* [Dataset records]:
########

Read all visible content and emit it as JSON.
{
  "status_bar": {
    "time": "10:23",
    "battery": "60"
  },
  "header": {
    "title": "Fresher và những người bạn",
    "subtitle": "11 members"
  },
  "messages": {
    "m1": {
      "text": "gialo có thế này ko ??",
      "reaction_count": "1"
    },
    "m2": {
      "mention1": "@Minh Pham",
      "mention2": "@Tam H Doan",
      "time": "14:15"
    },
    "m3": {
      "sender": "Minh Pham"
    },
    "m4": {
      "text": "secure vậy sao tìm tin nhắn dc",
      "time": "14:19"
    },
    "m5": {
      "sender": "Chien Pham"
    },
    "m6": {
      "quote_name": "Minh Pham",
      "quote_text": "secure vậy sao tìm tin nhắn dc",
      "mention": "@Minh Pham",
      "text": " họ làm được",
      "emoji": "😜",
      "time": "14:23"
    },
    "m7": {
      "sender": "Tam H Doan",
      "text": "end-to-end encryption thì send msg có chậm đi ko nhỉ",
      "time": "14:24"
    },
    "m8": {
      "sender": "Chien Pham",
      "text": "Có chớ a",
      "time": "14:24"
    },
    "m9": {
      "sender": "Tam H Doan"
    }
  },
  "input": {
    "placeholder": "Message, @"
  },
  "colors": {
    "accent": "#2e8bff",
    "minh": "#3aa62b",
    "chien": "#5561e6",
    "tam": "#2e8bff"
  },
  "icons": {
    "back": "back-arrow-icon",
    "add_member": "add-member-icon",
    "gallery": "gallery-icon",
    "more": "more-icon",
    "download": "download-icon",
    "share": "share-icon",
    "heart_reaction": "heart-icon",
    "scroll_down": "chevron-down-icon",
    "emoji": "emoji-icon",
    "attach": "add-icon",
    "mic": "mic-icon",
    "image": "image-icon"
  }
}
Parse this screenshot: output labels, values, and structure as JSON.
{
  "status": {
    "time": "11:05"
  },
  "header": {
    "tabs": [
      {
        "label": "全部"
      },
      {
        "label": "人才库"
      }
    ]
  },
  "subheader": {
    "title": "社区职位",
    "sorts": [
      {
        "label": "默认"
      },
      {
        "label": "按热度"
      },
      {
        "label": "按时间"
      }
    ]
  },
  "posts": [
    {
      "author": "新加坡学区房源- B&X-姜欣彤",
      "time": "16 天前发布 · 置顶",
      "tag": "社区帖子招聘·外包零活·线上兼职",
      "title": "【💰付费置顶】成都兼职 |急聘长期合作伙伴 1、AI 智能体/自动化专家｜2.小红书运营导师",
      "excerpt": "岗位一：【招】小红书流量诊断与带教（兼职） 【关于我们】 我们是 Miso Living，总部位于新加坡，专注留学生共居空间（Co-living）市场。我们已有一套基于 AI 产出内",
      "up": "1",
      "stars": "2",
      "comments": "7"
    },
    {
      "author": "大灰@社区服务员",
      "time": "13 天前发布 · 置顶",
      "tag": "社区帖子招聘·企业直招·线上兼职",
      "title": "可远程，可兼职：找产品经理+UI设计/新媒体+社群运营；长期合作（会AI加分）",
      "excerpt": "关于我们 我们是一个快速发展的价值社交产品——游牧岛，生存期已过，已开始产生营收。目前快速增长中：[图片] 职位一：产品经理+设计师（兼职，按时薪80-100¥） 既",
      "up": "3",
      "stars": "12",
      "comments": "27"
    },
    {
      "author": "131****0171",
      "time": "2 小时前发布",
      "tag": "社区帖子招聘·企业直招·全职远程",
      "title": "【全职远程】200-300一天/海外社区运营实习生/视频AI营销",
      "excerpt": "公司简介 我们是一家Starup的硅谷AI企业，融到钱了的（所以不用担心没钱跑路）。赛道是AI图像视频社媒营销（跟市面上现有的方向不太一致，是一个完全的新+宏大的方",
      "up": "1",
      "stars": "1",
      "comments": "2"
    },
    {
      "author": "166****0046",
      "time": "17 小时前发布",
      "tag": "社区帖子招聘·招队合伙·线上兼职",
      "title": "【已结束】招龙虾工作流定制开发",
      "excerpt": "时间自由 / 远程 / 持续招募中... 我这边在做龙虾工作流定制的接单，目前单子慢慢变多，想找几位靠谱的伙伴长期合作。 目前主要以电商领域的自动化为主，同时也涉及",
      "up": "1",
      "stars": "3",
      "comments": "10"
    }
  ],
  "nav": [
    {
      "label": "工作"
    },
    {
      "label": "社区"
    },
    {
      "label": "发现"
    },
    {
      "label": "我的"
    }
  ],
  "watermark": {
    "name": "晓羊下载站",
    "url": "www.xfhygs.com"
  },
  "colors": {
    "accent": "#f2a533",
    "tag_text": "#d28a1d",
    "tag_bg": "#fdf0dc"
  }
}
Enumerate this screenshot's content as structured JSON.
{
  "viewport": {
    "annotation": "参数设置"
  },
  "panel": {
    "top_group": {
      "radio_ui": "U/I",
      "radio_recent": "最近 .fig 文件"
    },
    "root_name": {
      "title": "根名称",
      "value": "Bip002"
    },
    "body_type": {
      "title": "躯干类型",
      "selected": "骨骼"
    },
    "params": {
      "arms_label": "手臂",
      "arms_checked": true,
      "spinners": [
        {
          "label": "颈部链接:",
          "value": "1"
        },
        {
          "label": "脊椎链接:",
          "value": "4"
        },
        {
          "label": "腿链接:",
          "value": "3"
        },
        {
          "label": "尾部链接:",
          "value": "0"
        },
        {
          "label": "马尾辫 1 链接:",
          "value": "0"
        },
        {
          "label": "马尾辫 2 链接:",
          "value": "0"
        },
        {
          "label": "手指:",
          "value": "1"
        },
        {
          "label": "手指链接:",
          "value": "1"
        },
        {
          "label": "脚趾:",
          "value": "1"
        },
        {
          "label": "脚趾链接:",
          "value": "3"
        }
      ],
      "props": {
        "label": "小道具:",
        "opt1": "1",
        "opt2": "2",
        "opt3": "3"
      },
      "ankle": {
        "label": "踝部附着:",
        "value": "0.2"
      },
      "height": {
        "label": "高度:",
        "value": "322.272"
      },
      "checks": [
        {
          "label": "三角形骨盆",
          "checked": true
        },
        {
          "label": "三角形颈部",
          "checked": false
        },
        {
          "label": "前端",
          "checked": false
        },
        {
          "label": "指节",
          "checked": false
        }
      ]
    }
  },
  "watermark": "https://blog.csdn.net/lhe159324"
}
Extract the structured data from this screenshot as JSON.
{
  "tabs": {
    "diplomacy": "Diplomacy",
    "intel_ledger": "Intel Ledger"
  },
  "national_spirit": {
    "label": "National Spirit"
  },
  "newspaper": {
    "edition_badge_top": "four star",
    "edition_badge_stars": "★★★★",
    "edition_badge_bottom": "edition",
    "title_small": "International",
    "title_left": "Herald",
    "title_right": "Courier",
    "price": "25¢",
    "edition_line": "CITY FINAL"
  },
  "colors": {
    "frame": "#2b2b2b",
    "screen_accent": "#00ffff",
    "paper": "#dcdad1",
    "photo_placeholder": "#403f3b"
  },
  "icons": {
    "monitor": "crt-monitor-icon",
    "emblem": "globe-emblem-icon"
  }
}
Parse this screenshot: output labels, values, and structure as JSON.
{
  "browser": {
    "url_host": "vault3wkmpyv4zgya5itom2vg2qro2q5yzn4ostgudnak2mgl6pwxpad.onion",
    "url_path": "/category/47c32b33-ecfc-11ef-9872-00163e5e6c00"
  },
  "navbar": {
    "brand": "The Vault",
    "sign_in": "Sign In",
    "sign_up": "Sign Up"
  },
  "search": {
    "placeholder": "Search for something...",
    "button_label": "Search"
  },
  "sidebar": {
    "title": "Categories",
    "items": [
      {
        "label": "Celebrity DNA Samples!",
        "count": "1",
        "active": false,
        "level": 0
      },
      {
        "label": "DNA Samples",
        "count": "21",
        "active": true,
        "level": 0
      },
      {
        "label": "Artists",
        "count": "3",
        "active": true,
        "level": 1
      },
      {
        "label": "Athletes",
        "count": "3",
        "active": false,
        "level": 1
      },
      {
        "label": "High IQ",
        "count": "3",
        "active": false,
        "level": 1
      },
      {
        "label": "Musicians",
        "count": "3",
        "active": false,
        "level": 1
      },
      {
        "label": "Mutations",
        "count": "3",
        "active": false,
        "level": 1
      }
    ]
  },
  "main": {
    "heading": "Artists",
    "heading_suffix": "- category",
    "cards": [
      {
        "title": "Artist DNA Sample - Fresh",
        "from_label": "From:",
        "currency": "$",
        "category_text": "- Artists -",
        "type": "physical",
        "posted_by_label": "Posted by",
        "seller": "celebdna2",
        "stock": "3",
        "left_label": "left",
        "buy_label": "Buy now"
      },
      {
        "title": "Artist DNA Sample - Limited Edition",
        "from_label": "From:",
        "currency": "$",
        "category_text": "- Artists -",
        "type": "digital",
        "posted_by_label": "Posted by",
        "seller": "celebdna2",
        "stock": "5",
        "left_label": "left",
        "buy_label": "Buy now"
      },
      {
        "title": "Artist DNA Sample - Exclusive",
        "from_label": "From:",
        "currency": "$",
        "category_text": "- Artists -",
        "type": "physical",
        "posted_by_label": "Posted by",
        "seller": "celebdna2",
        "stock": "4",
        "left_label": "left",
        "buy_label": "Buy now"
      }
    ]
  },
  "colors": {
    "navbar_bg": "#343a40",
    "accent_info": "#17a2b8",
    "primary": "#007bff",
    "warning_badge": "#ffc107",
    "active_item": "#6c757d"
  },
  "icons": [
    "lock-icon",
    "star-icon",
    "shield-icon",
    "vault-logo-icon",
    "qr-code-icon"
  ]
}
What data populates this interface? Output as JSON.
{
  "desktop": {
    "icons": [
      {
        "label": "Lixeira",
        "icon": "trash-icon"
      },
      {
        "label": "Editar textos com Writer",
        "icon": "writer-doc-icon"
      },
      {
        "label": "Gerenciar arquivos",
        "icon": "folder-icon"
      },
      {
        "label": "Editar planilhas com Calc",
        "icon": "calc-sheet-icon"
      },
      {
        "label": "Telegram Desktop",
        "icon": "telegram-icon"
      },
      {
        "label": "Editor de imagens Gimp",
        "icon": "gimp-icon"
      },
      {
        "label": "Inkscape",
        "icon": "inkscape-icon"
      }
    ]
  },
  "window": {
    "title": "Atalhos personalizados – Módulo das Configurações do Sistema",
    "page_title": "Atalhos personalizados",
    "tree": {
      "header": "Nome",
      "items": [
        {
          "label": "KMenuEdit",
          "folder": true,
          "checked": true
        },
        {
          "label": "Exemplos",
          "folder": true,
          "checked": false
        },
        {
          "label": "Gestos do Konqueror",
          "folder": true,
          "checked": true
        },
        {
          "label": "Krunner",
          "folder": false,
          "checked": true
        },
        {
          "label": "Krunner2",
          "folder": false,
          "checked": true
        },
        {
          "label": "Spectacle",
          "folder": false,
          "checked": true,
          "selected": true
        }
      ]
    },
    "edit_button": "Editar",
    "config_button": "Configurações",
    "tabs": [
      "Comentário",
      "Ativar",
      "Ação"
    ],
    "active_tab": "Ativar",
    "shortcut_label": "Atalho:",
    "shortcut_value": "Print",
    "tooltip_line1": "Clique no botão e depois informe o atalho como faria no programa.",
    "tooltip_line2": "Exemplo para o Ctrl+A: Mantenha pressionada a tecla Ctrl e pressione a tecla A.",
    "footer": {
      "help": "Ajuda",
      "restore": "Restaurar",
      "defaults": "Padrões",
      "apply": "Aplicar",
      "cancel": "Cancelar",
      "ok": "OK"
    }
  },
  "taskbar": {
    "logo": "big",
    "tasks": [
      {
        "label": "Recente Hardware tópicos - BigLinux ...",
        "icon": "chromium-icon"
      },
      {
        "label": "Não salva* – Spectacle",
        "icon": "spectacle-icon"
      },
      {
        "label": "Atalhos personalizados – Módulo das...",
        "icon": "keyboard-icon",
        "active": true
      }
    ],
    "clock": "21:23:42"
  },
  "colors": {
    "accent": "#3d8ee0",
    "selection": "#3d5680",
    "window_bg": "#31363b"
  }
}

########

* [What to produce]: State the number of lines that contain the string "structured", with no other words.

* [Exercise answer]: 2